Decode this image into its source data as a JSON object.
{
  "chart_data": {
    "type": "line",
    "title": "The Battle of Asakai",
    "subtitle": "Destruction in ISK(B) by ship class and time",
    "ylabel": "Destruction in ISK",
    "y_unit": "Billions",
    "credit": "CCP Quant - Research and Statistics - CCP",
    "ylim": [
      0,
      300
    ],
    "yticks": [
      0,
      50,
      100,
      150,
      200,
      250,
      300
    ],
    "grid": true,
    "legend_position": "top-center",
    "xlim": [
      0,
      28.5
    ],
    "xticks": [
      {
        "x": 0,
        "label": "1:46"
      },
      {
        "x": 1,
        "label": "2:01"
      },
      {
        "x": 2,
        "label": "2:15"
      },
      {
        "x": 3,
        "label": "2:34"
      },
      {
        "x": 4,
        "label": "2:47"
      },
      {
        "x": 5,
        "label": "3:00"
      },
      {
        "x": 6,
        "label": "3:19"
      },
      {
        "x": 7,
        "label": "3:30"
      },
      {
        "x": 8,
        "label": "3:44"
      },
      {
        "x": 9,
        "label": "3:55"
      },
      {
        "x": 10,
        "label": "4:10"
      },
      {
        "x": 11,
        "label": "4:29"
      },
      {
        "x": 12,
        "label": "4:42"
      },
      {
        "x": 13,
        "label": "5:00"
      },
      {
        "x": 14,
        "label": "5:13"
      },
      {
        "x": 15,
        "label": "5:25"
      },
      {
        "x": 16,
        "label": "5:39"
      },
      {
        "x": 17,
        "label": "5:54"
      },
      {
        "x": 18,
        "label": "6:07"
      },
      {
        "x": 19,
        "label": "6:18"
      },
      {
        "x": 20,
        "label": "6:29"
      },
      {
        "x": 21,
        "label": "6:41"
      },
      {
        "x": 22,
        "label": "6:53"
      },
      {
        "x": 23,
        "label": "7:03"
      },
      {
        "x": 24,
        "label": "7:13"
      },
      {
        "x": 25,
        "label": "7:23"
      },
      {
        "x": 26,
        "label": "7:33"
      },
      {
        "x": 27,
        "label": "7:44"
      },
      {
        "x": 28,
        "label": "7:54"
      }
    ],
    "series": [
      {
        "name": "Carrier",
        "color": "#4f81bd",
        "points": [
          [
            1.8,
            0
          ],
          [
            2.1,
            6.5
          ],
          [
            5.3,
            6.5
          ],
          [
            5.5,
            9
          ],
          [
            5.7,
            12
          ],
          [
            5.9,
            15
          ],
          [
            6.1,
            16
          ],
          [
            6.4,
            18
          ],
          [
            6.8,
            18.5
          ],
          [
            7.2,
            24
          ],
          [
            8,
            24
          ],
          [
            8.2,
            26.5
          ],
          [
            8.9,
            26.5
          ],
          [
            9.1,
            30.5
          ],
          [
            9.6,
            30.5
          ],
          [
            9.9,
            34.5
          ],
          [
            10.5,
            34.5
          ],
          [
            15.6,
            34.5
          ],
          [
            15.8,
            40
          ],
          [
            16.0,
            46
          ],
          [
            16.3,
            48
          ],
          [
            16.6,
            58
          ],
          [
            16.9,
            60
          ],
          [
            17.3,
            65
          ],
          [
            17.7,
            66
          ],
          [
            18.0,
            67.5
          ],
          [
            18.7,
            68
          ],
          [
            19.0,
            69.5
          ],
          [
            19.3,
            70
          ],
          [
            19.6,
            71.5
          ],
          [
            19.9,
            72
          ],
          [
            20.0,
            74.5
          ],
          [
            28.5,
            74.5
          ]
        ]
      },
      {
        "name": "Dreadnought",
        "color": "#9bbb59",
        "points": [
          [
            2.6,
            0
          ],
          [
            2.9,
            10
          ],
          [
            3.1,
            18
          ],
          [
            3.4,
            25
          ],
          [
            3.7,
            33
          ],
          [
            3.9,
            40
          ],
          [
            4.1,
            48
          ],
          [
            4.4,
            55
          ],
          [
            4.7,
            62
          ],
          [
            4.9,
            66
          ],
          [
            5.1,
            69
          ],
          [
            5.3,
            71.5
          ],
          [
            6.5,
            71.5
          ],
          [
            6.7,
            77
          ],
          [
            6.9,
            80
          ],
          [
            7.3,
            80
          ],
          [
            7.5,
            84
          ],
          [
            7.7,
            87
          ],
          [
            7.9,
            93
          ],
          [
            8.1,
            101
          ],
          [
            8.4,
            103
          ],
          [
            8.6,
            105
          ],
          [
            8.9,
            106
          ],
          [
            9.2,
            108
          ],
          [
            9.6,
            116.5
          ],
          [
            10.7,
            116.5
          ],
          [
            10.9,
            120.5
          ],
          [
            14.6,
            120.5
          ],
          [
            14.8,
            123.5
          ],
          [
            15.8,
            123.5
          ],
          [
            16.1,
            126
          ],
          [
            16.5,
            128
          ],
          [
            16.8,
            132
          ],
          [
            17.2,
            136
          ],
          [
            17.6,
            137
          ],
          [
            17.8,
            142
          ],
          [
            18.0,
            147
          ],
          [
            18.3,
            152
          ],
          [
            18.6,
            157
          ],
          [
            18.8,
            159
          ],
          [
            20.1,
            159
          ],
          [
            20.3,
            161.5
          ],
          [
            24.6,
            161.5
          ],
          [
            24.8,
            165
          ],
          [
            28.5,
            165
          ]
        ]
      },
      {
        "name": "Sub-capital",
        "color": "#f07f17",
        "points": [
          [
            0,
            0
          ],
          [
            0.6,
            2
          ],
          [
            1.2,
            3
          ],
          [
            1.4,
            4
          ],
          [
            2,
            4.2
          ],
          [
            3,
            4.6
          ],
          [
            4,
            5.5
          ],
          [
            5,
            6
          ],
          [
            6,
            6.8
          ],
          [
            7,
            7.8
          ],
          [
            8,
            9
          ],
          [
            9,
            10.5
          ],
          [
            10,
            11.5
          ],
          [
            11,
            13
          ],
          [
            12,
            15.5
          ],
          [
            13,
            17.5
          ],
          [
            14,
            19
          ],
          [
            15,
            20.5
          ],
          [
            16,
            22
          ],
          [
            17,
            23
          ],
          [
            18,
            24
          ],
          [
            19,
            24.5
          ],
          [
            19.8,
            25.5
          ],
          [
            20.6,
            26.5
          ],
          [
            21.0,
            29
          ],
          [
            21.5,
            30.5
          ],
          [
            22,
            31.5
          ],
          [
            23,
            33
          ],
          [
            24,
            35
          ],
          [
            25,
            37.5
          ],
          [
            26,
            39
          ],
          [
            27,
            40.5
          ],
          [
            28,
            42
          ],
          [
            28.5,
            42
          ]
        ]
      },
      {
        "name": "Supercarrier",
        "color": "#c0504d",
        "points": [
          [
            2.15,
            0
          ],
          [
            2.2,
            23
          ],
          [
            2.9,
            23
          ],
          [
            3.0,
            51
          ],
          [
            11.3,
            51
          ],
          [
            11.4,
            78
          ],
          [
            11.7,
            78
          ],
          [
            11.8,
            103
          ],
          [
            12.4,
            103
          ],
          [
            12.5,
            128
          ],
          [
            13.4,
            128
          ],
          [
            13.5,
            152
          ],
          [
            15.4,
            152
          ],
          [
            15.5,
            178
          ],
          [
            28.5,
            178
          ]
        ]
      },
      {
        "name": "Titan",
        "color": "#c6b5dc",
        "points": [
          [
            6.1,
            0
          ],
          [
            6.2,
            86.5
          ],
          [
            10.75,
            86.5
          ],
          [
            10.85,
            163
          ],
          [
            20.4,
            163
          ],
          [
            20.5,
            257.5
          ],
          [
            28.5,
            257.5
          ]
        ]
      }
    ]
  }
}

▶ _Instructions for the task_
Quote every entry exactly.

▶ _Reply to the task_
Decode this image into its source data as a JSON object.
{
  "chart_data": {
    "type": "line",
    "title": "The Battle of Asakai",
    "subtitle": "Destruction in ISK(B) by ship class and time",
    "ylabel": "Destruction in ISK",
    "y_unit": "Billions",
    "credit": "CCP Quant - Research and Statistics - CCP",
    "ylim": [
      0,
      300
    ],
    "yticks": [
      0,
      50,
      100,
      150,
      200,
      250,
      300
    ],
    "grid": true,
    "legend_position": "top-center",
    "xlim": [
      0,
      28.5
    ],
    "xticks": [
      {
        "x": 0,
        "label": "1:46"
      },
      {
        "x": 1,
        "label": "2:01"
      },
      {
        "x": 2,
        "label": "2:15"
      },
      {
        "x": 3,
        "label": "2:34"
      },
      {
        "x": 4,
        "label": "2:47"
      },
      {
        "x": 5,
        "label": "3:00"
      },
      {
        "x": 6,
        "label": "3:19"
      },
      {
        "x": 7,
        "label": "3:30"
      },
      {
        "x": 8,
        "label": "3:44"
      },
      {
        "x": 9,
        "label": "3:55"
      },
      {
        "x": 10,
        "label": "4:10"
      },
      {
        "x": 11,
        "label": "4:29"
      },
      {
        "x": 12,
        "label": "4:42"
      },
      {
        "x": 13,
        "label": "5:00"
      },
      {
        "x": 14,
        "label": "5:13"
      },
      {
        "x": 15,
        "label": "5:25"
      },
      {
        "x": 16,
        "label": "5:39"
      },
      {
        "x": 17,
        "label": "5:54"
      },
      {
        "x": 18,
        "label": "6:07"
      },
      {
        "x": 19,
        "label": "6:18"
      },
      {
        "x": 20,
        "label": "6:29"
      },
      {
        "x": 21,
        "label": "6:41"
      },
      {
        "x": 22,
        "label": "6:53"
      },
      {
        "x": 23,
        "label": "7:03"
      },
      {
        "x": 24,
        "label": "7:13"
      },
      {
        "x": 25,
        "label": "7:23"
      },
      {
        "x": 26,
        "label": "7:33"
      },
      {
        "x": 27,
        "label": "7:44"
      },
      {
        "x": 28,
        "label": "7:54"
      }
    ],
    "series": [
      {
        "name": "Carrier",
        "color": "#4f81bd",
        "points": [
          [
            1.8,
            0
          ],
          [
            2.1,
            6.5
          ],
          [
            5.3,
            6.5
          ],
          [
            5.5,
            9
          ],
          [
            5.7,
            12
          ],
          [
            5.9,
            15
          ],
          [
            6.1,
            16
          ],
          [
            6.4,
            18
          ],
          [
            6.8,
            18.5
          ],
          [
            7.2,
            24
          ],
          [
            8,
            24
          ],
          [
            8.2,
            26.5
          ],
          [
            8.9,
            26.5
          ],
          [
            9.1,
            30.5
          ],
          [
            9.6,
            30.5
          ],
          [
            9.9,
            34.5
          ],
          [
            10.5,
            34.5
          ],
          [
            15.6,
            34.5
          ],
          [
            15.8,
            40
          ],
          [
            16.0,
            46
          ],
          [
            16.3,
            48
          ],
          [
            16.6,
            58
          ],
          [
            16.9,
            60
          ],
          [
            17.3,
            65
          ],
          [
            17.7,
            66
          ],
          [
            18.0,
            67.5
          ],
          [
            18.7,
            68
          ],
          [
            19.0,
            69.5
          ],
          [
            19.3,
            70
          ],
          [
            19.6,
            71.5
          ],
          [
            19.9,
            72
          ],
          [
            20.0,
            74.5
          ],
          [
            28.5,
            74.5
          ]
        ]
      },
      {
        "name": "Dreadnought",
        "color": "#9bbb59",
        "points": [
          [
            2.6,
            0
          ],
          [
            2.9,
            10
          ],
          [
            3.1,
            18
          ],
          [
            3.4,
            25
          ],
          [
            3.7,
            33
          ],
          [
            3.9,
            40
          ],
          [
            4.1,
            48
          ],
          [
            4.4,
            55
          ],
          [
            4.7,
            62
          ],
          [
            4.9,
            66
          ],
          [
            5.1,
            69
          ],
          [
            5.3,
            71.5
          ],
          [
            6.5,
            71.5
          ],
          [
            6.7,
            77
          ],
          [
            6.9,
            80
          ],
          [
            7.3,
            80
          ],
          [
            7.5,
            84
          ],
          [
            7.7,
            87
          ],
          [
            7.9,
            93
          ],
          [
            8.1,
            101
          ],
          [
            8.4,
            103
          ],
          [
            8.6,
            105
          ],
          [
            8.9,
            106
          ],
          [
            9.2,
            108
          ],
          [
            9.6,
            116.5
          ],
          [
            10.7,
            116.5
          ],
          [
            10.9,
            120.5
          ],
          [
            14.6,
            120.5
          ],
          [
            14.8,
            123.5
          ],
          [
            15.8,
            123.5
          ],
          [
            16.1,
            126
          ],
          [
            16.5,
            128
          ],
          [
            16.8,
            132
          ],
          [
            17.2,
            136
          ],
          [
            17.6,
            137
          ],
          [
            17.8,
            142
          ],
          [
            18.0,
            147
          ],
          [
            18.3,
            152
          ],
          [
            18.6,
            157
          ],
          [
            18.8,
            159
          ],
          [
            20.1,
            159
          ],
          [
            20.3,
            161.5
          ],
          [
            24.6,
            161.5
          ],
          [
            24.8,
            165
          ],
          [
            28.5,
            165
          ]
        ]
      },
      {
        "name": "Sub-capital",
        "color": "#f07f17",
        "points": [
          [
            0,
            0
          ],
          [
            0.6,
            2
          ],
          [
            1.2,
            3
          ],
          [
            1.4,
            4
          ],
          [
            2,
            4.2
          ],
          [
            3,
            4.6
          ],
          [
            4,
            5.5
          ],
          [
            5,
            6
          ],
          [
            6,
            6.8
          ],
          [
            7,
            7.8
          ],
          [
            8,
            9
          ],
          [
            9,
            10.5
          ],
          [
            10,
            11.5
          ],
          [
            11,
            13
          ],
          [
            12,
            15.5
          ],
          [
            13,
            17.5
          ],
          [
            14,
            19
          ],
          [
            15,
            20.5
          ],
          [
            16,
            22
          ],
          [
            17,
            23
          ],
          [
            18,
            24
          ],
          [
            19,
            24.5
          ],
          [
            19.8,
            25.5
          ],
          [
            20.6,
            26.5
          ],
          [
            21.0,
            29
          ],
          [
            21.5,
            30.5
          ],
          [
            22,
            31.5
          ],
          [
            23,
            33
          ],
          [
            24,
            35
          ],
          [
            25,
            37.5
          ],
          [
            26,
            39
          ],
          [
            27,
            40.5
          ],
          [
            28,
            42
          ],
          [
            28.5,
            42
          ]
        ]
      },
      {
        "name": "Supercarrier",
        "color": "#c0504d",
        "points": [
          [
            2.15,
            0
          ],
          [
            2.2,
            23
          ],
          [
            2.9,
            23
          ],
          [
            3.0,
            51
          ],
          [
            11.3,
            51
          ],
          [
            11.4,
            78
          ],
          [
            11.7,
            78
          ],
          [
            11.8,
            103
          ],
          [
            12.4,
            103
          ],
          [
            12.5,
            128
          ],
          [
            13.4,
            128
          ],
          [
            13.5,
            152
          ],
          [
            15.4,
            152
          ],
          [
            15.5,
            178
          ],
          [
            28.5,
            178
          ]
        ]
      },
      {
        "name": "Titan",
        "color": "#c6b5dc",
        "points": [
          [
            6.1,
            0
          ],
          [
            6.2,
            86.5
          ],
          [
            10.75,
            86.5
          ],
          [
            10.85,
            163
          ],
          [
            20.4,
            163
          ],
          [
            20.5,
            257.5
          ],
          [
            28.5,
            257.5
          ]
        ]
      }
    ]
  }
}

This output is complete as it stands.